Stated problem:
Copy out the records below, swapping every "Relative Concentration" for "Normalized Concentration" and leaving everything else unchanged. Don't include the pictures.

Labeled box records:
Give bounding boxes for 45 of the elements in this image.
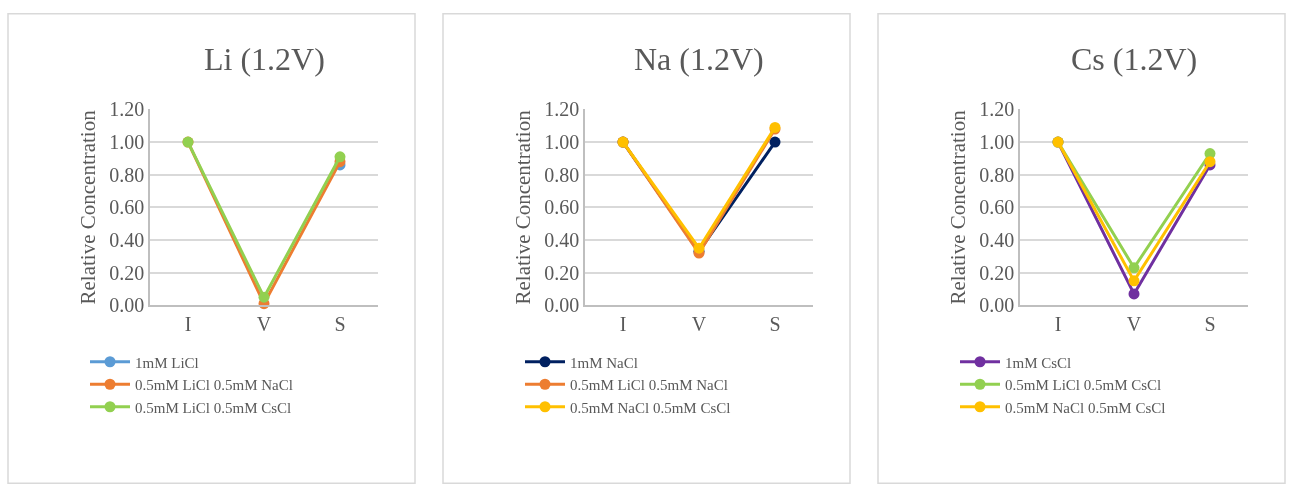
y-axis-title: Relative Concentration [510,109,535,305]
y-tick-label: 0.40 [979,229,1015,252]
y-tick-label: 0.20 [544,261,580,284]
legend-label: 1mM LiCl [135,354,199,371]
y-tick-label: 1.20 [544,98,580,121]
y-tick-label: 0.20 [979,261,1015,284]
y-tick-label: 0.60 [109,196,145,219]
y-tick-label: 0.00 [109,294,145,317]
legend-label: 0.5mM LiCl 0.5mM CsCl [135,399,292,416]
y-tick-label: 1.00 [109,131,145,154]
x-tick-label: S [769,313,781,336]
x-tick-label: V [691,313,707,336]
chart-title: Li (1.2V) [204,41,325,77]
chart-title: Cs (1.2V) [1071,41,1198,77]
y-tick-label: 0.00 [979,294,1015,317]
y-tick-label: 0.80 [109,163,145,186]
y-tick-label: 0.60 [544,196,580,219]
y-tick-label: 0.60 [979,196,1015,219]
x-tick-label: V [256,313,272,336]
y-tick-label: 0.40 [544,229,580,252]
x-tick-label: S [1204,313,1216,336]
y-tick-label: 0.80 [544,163,580,186]
legend-label: 0.5mM LiCl 0.5mM NaCl [570,377,728,394]
legend-label: 0.5mM NaCl 0.5mM CsCl [1005,399,1166,416]
x-tick-label: I [619,313,627,336]
y-axis-title: Relative Concentration [945,109,970,305]
y-axis-title: Relative Concentration [75,109,100,305]
y-tick-label: 1.20 [109,98,145,121]
y-tick-label: 0.20 [109,261,145,284]
y-tick-label: 0.00 [544,294,580,317]
x-tick-label: I [184,313,192,336]
y-tick-label: 1.20 [979,98,1015,121]
y-tick-label: 1.00 [544,131,580,154]
legend-label: 0.5mM LiCl 0.5mM NaCl [135,377,293,394]
y-tick-label: 0.80 [979,163,1015,186]
chart-title: Na (1.2V) [634,41,764,77]
legend-label: 1mM CsCl [1005,354,1072,371]
legend-label: 1mM NaCl [570,354,638,371]
y-tick-label: 0.40 [109,229,145,252]
x-tick-label: V [1126,313,1142,336]
y-tick-label: 1.00 [979,131,1015,154]
x-tick-label: I [1054,313,1062,336]
x-tick-label: S [334,313,346,336]
legend-label: 0.5mM LiCl 0.5mM CsCl [1005,377,1162,394]
legend-label: 0.5mM NaCl 0.5mM CsCl [570,399,731,416]
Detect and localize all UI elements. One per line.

Complete output:
Give bounding boxes for 45 of the elements in this image.
y-axis-title: Normalized Concentration [510,109,535,305]
y-tick-label: 0.40 [979,229,1015,252]
y-tick-label: 0.20 [544,261,580,284]
legend-label: 1mM LiCl [135,354,199,371]
y-tick-label: 1.20 [544,98,580,121]
y-tick-label: 0.20 [979,261,1015,284]
y-tick-label: 0.60 [109,196,145,219]
y-tick-label: 0.00 [109,294,145,317]
legend-label: 0.5mM LiCl 0.5mM CsCl [135,399,292,416]
y-tick-label: 1.00 [109,131,145,154]
x-tick-label: S [769,313,781,336]
x-tick-label: V [691,313,707,336]
chart-title: Li (1.2V) [204,41,325,77]
chart-title: Cs (1.2V) [1071,41,1198,77]
y-tick-label: 0.00 [979,294,1015,317]
y-tick-label: 0.80 [109,163,145,186]
y-tick-label: 0.60 [544,196,580,219]
y-tick-label: 0.60 [979,196,1015,219]
x-tick-label: V [256,313,272,336]
y-tick-label: 0.40 [544,229,580,252]
x-tick-label: S [1204,313,1216,336]
y-tick-label: 0.80 [544,163,580,186]
legend-label: 0.5mM LiCl 0.5mM NaCl [570,377,728,394]
legend-label: 0.5mM NaCl 0.5mM CsCl [1005,399,1166,416]
x-tick-label: I [619,313,627,336]
y-axis-title: Normalized Concentration [945,109,970,305]
y-axis-title: Normalized Concentration [75,109,100,305]
y-tick-label: 1.20 [109,98,145,121]
y-tick-label: 0.20 [109,261,145,284]
y-tick-label: 0.00 [544,294,580,317]
x-tick-label: I [184,313,192,336]
y-tick-label: 1.20 [979,98,1015,121]
y-tick-label: 1.00 [544,131,580,154]
legend-label: 0.5mM LiCl 0.5mM NaCl [135,377,293,394]
y-tick-label: 0.80 [979,163,1015,186]
chart-title: Na (1.2V) [634,41,764,77]
legend-label: 1mM CsCl [1005,354,1072,371]
legend-label: 1mM NaCl [570,354,638,371]
y-tick-label: 0.40 [109,229,145,252]
x-tick-label: V [1126,313,1142,336]
y-tick-label: 1.00 [979,131,1015,154]
x-tick-label: I [1054,313,1062,336]
x-tick-label: S [334,313,346,336]
legend-label: 0.5mM LiCl 0.5mM CsCl [1005,377,1162,394]
legend-label: 0.5mM NaCl 0.5mM CsCl [570,399,731,416]
Detect and localize all UI elements. One per line.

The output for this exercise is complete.